_TASK TO CARRY OUT_.
Wherever the word "this" appears in a line, extract that line.

- - - - -

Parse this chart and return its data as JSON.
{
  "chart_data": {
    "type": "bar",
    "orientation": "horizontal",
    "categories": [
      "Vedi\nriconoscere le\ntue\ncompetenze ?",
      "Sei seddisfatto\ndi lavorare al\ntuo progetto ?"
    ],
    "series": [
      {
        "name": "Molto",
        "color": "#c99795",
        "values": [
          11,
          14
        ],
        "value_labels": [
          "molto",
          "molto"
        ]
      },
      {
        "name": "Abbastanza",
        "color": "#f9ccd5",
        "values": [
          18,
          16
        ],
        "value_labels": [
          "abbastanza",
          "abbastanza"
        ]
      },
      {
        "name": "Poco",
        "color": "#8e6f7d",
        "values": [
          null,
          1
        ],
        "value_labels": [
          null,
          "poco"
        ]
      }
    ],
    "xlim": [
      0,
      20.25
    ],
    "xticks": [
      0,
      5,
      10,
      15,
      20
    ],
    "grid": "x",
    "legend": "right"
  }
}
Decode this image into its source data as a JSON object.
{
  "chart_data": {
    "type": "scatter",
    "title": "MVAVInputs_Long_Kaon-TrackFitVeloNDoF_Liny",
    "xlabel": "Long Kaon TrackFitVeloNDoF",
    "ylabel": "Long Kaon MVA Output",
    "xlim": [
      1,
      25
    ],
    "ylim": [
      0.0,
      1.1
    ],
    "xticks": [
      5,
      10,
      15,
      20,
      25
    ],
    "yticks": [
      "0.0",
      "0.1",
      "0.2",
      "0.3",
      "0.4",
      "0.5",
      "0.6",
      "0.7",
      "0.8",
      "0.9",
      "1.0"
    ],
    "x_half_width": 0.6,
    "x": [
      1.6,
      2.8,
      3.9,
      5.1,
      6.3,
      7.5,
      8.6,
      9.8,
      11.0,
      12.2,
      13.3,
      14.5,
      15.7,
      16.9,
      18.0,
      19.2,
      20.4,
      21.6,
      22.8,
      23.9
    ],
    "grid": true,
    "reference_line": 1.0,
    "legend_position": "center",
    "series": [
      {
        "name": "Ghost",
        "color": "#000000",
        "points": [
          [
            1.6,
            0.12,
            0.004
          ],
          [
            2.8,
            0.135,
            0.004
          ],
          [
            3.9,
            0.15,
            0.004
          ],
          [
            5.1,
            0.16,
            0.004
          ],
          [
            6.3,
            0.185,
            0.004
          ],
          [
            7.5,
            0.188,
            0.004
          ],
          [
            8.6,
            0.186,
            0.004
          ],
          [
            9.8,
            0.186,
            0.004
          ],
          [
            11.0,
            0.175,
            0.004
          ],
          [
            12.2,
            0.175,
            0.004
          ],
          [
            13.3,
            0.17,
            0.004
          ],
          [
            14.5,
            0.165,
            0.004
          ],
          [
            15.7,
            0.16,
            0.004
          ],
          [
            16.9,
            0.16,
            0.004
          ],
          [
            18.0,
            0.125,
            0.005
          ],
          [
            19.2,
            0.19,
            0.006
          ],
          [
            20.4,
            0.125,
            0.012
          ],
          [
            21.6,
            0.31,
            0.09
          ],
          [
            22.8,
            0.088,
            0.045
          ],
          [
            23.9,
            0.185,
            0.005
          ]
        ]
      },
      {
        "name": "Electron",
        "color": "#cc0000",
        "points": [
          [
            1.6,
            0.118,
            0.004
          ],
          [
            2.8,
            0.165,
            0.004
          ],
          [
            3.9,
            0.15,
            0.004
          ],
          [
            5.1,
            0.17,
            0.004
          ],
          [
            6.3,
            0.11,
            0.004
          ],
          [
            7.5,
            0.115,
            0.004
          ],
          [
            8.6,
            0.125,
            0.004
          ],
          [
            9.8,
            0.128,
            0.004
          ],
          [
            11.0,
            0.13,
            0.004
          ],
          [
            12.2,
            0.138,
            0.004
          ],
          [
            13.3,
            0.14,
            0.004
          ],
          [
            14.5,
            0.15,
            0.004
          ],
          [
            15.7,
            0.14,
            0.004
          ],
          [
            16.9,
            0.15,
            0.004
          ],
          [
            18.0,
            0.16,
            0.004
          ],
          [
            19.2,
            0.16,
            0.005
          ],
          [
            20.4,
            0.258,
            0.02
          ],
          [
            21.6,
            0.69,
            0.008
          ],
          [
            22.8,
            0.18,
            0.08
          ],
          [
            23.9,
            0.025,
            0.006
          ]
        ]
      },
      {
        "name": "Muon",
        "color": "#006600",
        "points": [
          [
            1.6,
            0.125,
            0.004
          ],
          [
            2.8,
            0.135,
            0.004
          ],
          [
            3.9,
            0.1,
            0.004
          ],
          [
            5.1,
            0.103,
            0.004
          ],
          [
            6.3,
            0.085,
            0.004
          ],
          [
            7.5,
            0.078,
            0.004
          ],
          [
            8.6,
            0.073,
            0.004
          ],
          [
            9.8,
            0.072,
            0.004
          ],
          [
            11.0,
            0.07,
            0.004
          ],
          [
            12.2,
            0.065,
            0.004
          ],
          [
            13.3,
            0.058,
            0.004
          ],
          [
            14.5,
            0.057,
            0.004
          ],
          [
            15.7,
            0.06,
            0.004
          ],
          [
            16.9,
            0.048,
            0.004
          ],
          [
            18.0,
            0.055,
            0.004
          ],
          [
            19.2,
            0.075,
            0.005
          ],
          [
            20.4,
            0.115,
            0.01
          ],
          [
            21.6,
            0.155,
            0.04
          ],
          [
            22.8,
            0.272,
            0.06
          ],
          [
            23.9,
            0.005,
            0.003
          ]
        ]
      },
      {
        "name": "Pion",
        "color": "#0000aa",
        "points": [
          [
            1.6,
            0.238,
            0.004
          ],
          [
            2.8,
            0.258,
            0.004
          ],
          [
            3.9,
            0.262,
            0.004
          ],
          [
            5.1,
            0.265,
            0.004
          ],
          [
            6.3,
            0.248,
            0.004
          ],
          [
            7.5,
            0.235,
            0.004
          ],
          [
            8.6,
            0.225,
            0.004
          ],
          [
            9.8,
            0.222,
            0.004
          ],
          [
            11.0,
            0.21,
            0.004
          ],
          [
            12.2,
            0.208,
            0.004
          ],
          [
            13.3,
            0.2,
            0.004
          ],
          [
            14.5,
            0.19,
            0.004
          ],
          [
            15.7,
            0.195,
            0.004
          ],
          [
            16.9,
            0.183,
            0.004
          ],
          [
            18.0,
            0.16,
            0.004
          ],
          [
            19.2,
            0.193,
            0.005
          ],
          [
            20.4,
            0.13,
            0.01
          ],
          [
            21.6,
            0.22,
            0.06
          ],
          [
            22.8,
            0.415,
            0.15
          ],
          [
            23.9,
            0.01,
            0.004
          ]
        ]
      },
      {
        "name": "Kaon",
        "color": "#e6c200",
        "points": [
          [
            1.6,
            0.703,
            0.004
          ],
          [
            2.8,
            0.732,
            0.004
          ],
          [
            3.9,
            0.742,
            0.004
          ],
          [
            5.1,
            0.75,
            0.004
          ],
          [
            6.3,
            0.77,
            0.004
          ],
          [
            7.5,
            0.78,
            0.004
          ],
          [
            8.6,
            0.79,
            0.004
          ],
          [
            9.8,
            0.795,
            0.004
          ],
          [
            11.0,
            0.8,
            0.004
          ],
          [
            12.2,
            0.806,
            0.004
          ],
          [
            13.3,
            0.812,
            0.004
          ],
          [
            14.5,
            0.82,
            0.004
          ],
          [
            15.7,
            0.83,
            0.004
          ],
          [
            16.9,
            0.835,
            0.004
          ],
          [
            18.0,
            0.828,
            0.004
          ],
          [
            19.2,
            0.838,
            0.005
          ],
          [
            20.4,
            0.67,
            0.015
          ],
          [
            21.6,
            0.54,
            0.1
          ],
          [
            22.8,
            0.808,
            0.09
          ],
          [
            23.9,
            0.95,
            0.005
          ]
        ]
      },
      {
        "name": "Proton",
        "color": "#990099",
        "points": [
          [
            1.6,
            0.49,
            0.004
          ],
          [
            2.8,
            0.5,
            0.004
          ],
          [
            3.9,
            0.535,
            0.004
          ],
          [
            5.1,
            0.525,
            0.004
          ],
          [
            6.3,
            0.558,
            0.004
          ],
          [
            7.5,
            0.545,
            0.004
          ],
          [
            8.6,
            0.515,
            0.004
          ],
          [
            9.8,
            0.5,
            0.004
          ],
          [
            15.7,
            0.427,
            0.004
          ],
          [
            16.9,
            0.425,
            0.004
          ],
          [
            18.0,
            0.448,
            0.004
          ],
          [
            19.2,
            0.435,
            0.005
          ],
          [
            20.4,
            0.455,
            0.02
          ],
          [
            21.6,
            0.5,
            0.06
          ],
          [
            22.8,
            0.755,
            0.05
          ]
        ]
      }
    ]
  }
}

- - - - -

_SOLUTION_.
Parse this chart and return its data as JSON.
Decode this image into its source data as a JSON object.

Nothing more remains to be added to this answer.